• Exercise prompt
In the listing below, pick out lines with "this".
—————
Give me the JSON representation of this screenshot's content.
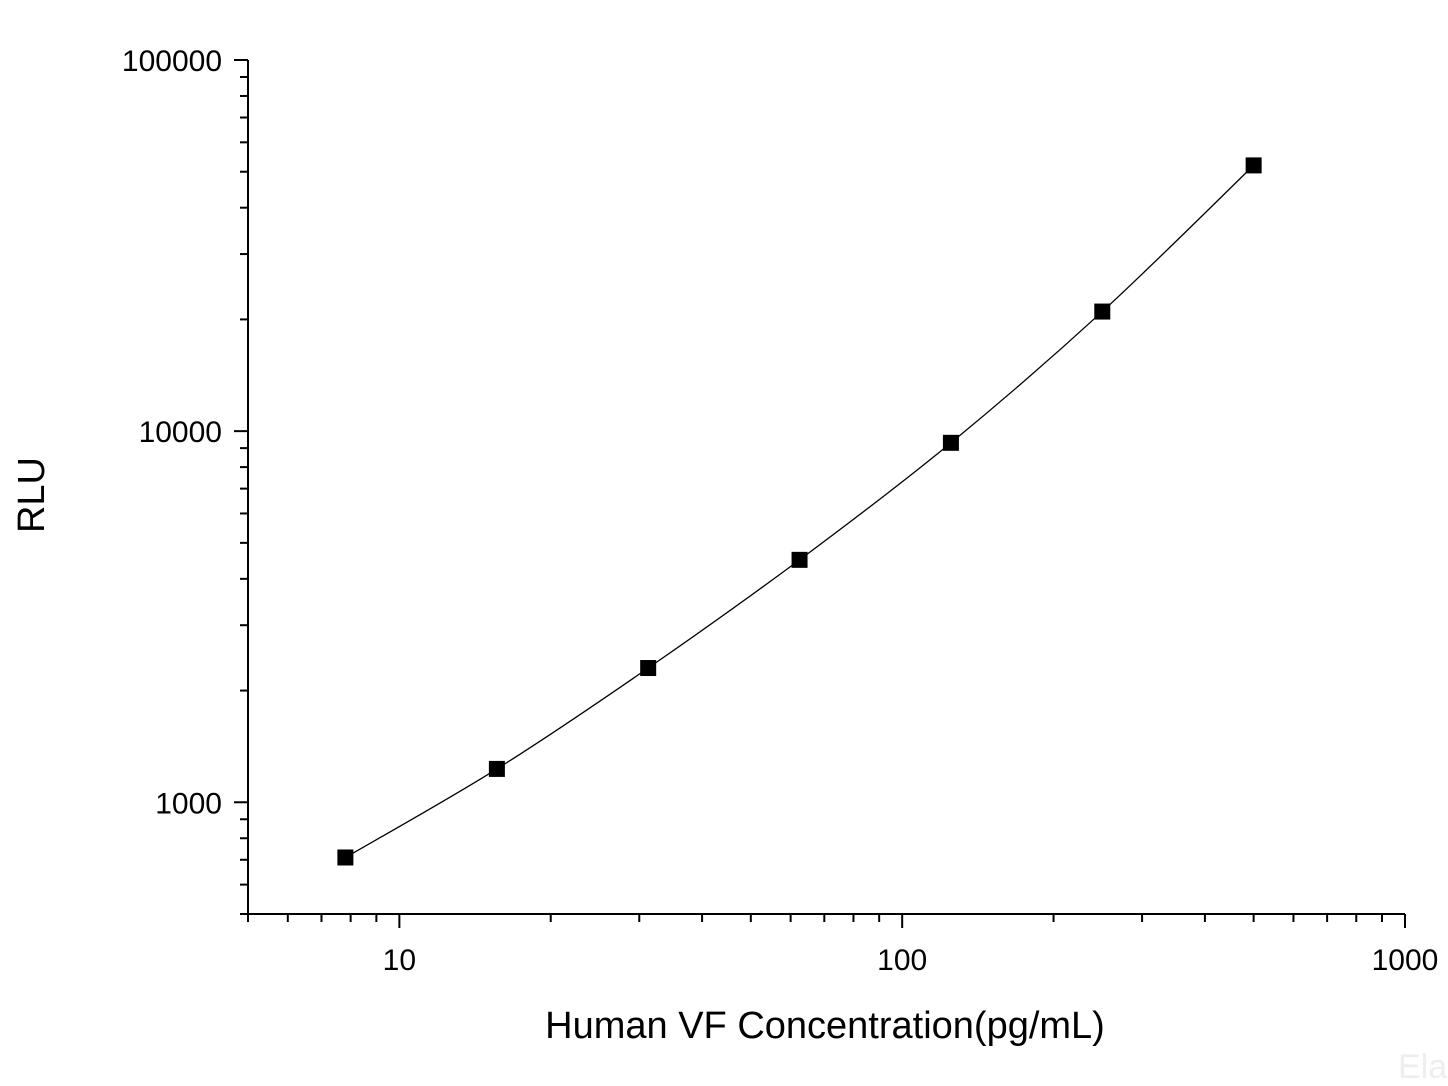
{
  "chart_data": {
    "type": "scatter",
    "title": "",
    "xlabel": "Human VF Concentration(pg/mL)",
    "ylabel": "RLU",
    "x_scale": "log",
    "y_scale": "log",
    "xlim": [
      5,
      1000
    ],
    "ylim": [
      500,
      100000
    ],
    "x_ticks": [
      10,
      100,
      1000
    ],
    "x_tick_labels": [
      "10",
      "100",
      "1000"
    ],
    "y_ticks": [
      1000,
      10000,
      100000
    ],
    "y_tick_labels": [
      "1000",
      "10000",
      "100000"
    ],
    "grid": false,
    "legend": "none",
    "marker": "square",
    "fit_line": true,
    "series": [
      {
        "x": [
          7.81,
          15.63,
          31.25,
          62.5,
          125,
          250,
          500
        ],
        "y": [
          710,
          1230,
          2300,
          4500,
          9300,
          21000,
          52000
        ]
      }
    ],
    "colors": {
      "marker": "#000000",
      "line": "#000000",
      "axis": "#000000"
    }
  },
  "watermark": "Ela"
}
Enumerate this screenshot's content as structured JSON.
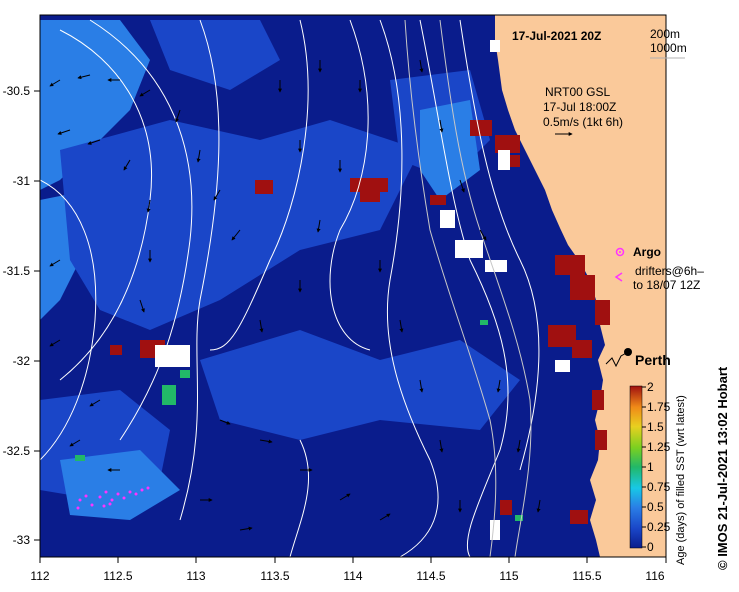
{
  "title": {
    "date": "17-Jul-2021 20Z",
    "depth_contours": [
      "200m",
      "1000m"
    ]
  },
  "currents": {
    "source": "NRT00 GSL",
    "time": "17-Jul 18:00Z",
    "scale": "0.5m/s (1kt 6h)"
  },
  "legend": {
    "argo_label": "Argo",
    "drifters_line1": "drifters@6h–",
    "drifters_line2": "to 18/07 12Z",
    "argo_color": "#ff33ff",
    "drifter_color": "#ff33ff"
  },
  "city": {
    "name": "Perth"
  },
  "colorbar": {
    "ticks": [
      "2",
      "1.75",
      "1.5",
      "1.25",
      "1",
      "0.75",
      "0.5",
      "0.25",
      "0"
    ],
    "label": "Age (days) of filled SST (wrt latest)",
    "colors": [
      "#0a1c8c",
      "#1a46c8",
      "#2a7ee6",
      "#18c8e6",
      "#22b868",
      "#7cd020",
      "#e8d020",
      "#f08a18",
      "#a01010"
    ]
  },
  "credit": "©  IMOS 21-Jul-2021 13:02 Hobart",
  "axes": {
    "x_ticks": [
      "112",
      "112.5",
      "113",
      "113.5",
      "114",
      "114.5",
      "115",
      "115.5",
      "116"
    ],
    "y_ticks": [
      "-30.5",
      "-31",
      "-31.5",
      "-32",
      "-32.5",
      "-33"
    ]
  },
  "colors": {
    "ocean_deep": "#0a1c8c",
    "ocean_mid": "#1a46c8",
    "ocean_light": "#2a7ee6",
    "land": "#fac99a",
    "stale": "#a01010"
  }
}
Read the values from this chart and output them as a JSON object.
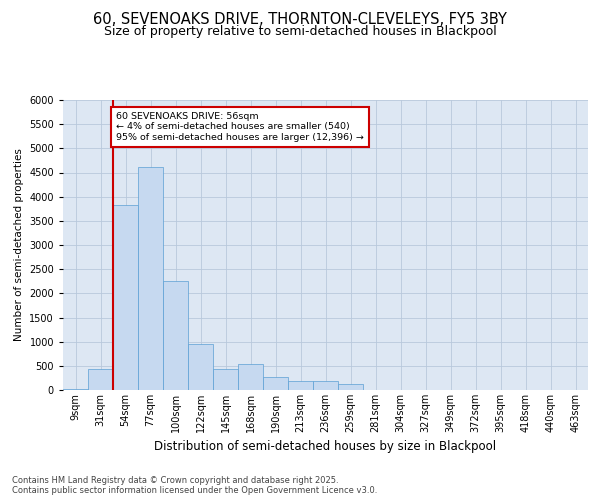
{
  "title1": "60, SEVENOAKS DRIVE, THORNTON-CLEVELEYS, FY5 3BY",
  "title2": "Size of property relative to semi-detached houses in Blackpool",
  "xlabel": "Distribution of semi-detached houses by size in Blackpool",
  "ylabel": "Number of semi-detached properties",
  "bin_labels": [
    "9sqm",
    "31sqm",
    "54sqm",
    "77sqm",
    "100sqm",
    "122sqm",
    "145sqm",
    "168sqm",
    "190sqm",
    "213sqm",
    "236sqm",
    "259sqm",
    "281sqm",
    "304sqm",
    "327sqm",
    "349sqm",
    "372sqm",
    "395sqm",
    "418sqm",
    "440sqm",
    "463sqm"
  ],
  "bar_values": [
    30,
    430,
    3820,
    4620,
    2250,
    960,
    430,
    530,
    265,
    185,
    185,
    120,
    0,
    0,
    0,
    0,
    0,
    0,
    0,
    0,
    0
  ],
  "bar_color": "#c6d9f0",
  "bar_edge_color": "#5a9fd4",
  "grid_color": "#b8c8dc",
  "background_color": "#dde7f3",
  "vline_color": "#cc0000",
  "annotation_text": "60 SEVENOAKS DRIVE: 56sqm\n← 4% of semi-detached houses are smaller (540)\n95% of semi-detached houses are larger (12,396) →",
  "annotation_box_color": "#cc0000",
  "ylim": [
    0,
    6000
  ],
  "yticks": [
    0,
    500,
    1000,
    1500,
    2000,
    2500,
    3000,
    3500,
    4000,
    4500,
    5000,
    5500,
    6000
  ],
  "footer_text": "Contains HM Land Registry data © Crown copyright and database right 2025.\nContains public sector information licensed under the Open Government Licence v3.0.",
  "title1_fontsize": 10.5,
  "title2_fontsize": 9,
  "xlabel_fontsize": 8.5,
  "ylabel_fontsize": 7.5,
  "tick_fontsize": 7,
  "footer_fontsize": 6
}
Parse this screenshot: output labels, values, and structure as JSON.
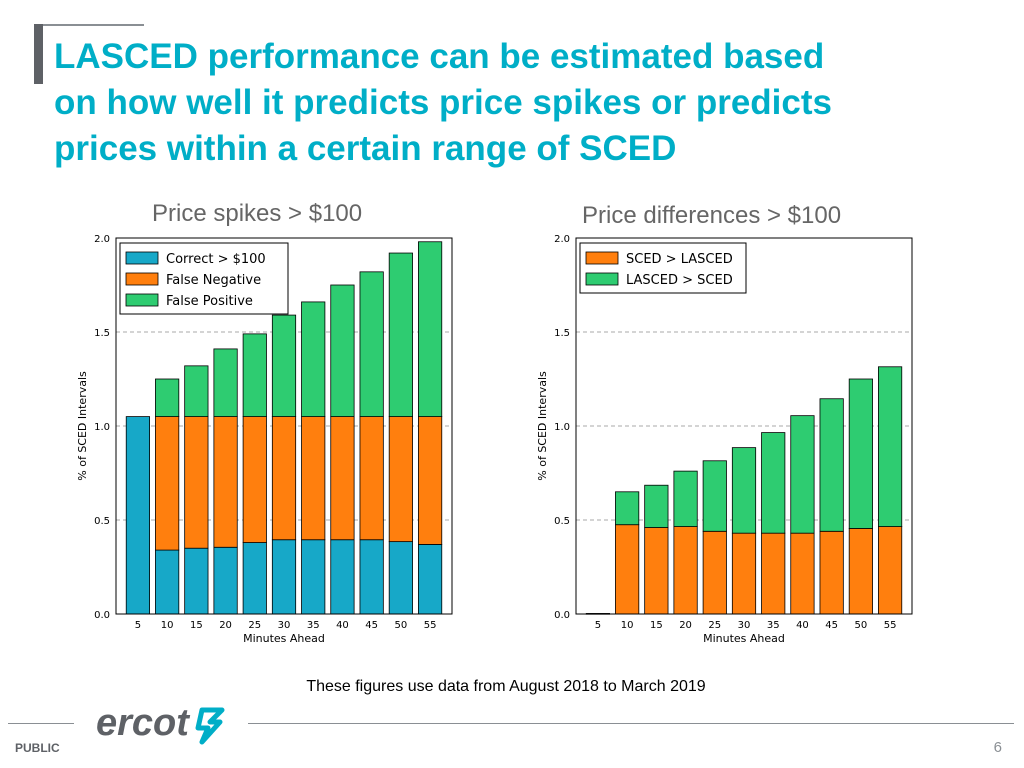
{
  "slide": {
    "title_lines": [
      "LASCED performance can be estimated based",
      "on how well it predicts price spikes or predicts",
      "prices within a certain range of SCED"
    ],
    "footnote": "These figures use data from August 2018 to March 2019",
    "classification": "PUBLIC",
    "page_number": "6",
    "logo_text": "ercot",
    "colors": {
      "title": "#00aec7",
      "orange": "#ff7f0e",
      "teal": "#17a8c8",
      "green": "#2ecc71"
    }
  },
  "chart_data": [
    {
      "type": "bar",
      "stacked": true,
      "caption": "Price spikes > $100",
      "xlabel": "Minutes Ahead",
      "ylabel": "% of SCED Intervals",
      "ylim": [
        0,
        2.0
      ],
      "yticks": [
        "0.0",
        "0.5",
        "1.0",
        "1.5",
        "2.0"
      ],
      "categories": [
        "5",
        "10",
        "15",
        "20",
        "25",
        "30",
        "35",
        "40",
        "45",
        "50",
        "55"
      ],
      "legend_position": "top-left",
      "series": [
        {
          "name": "Correct > $100",
          "color": "#17a8c8",
          "values": [
            1.05,
            0.34,
            0.35,
            0.355,
            0.38,
            0.395,
            0.395,
            0.395,
            0.395,
            0.385,
            0.37
          ]
        },
        {
          "name": "False Negative",
          "color": "#ff7f0e",
          "values": [
            0.0,
            0.71,
            0.7,
            0.695,
            0.67,
            0.655,
            0.655,
            0.655,
            0.655,
            0.665,
            0.68
          ]
        },
        {
          "name": "False Positive",
          "color": "#2ecc71",
          "values": [
            0.0,
            0.2,
            0.27,
            0.36,
            0.44,
            0.54,
            0.61,
            0.7,
            0.77,
            0.87,
            0.93
          ]
        }
      ]
    },
    {
      "type": "bar",
      "stacked": true,
      "caption": "Price differences > $100",
      "xlabel": "Minutes Ahead",
      "ylabel": "% of SCED Intervals",
      "ylim": [
        0,
        2.0
      ],
      "yticks": [
        "0.0",
        "0.5",
        "1.0",
        "1.5",
        "2.0"
      ],
      "categories": [
        "5",
        "10",
        "15",
        "20",
        "25",
        "30",
        "35",
        "40",
        "45",
        "50",
        "55"
      ],
      "legend_position": "top-left",
      "series": [
        {
          "name": "SCED > LASCED",
          "color": "#ff7f0e",
          "values": [
            0.003,
            0.475,
            0.46,
            0.465,
            0.44,
            0.43,
            0.43,
            0.43,
            0.44,
            0.455,
            0.465
          ]
        },
        {
          "name": "LASCED > SCED",
          "color": "#2ecc71",
          "values": [
            0.0,
            0.175,
            0.225,
            0.295,
            0.375,
            0.455,
            0.535,
            0.625,
            0.705,
            0.795,
            0.85
          ]
        }
      ]
    }
  ]
}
—————
• Written solution
Give me the JSON representation of this screenshot's content.
Enumerate this screenshot's content as structured JSON.
Read the values from this chart and output them as a JSON object.
Parse this screenshot: output labels, values, and structure as JSON.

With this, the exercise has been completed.